*WHAT TO WORK ON*:
Repeat the listing below in full, exactly as it stands.

*ENTRIES SUPPLIED*:
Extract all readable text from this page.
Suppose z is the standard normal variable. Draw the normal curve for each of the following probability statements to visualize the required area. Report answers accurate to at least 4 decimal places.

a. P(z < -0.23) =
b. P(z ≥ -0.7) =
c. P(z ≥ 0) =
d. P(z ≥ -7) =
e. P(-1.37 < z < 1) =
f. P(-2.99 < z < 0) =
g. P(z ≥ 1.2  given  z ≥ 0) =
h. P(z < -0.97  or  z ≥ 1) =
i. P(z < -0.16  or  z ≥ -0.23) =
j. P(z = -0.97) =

*RESPONSE TO THIS TASK*:
Extract all readable text from this page.
Suppose z is the standard normal variable. Draw the normal curve for each of the following probability statements to visualize the required area. Report answers accurate to at least 4 decimal places.

a. P(z < -0.23) =
b. P(z ≥ -0.7) =
c. P(z ≥ 0) =
d. P(z ≥ -7) =
e. P(-1.37 < z < 1) =
f. P(-2.99 < z < 0) =
g. P(z ≥ 1.2  given  z ≥ 0) =
h. P(z < -0.97  or  z ≥ 1) =
i. P(z < -0.16  or  z ≥ -0.23) =
j. P(z = -0.97) =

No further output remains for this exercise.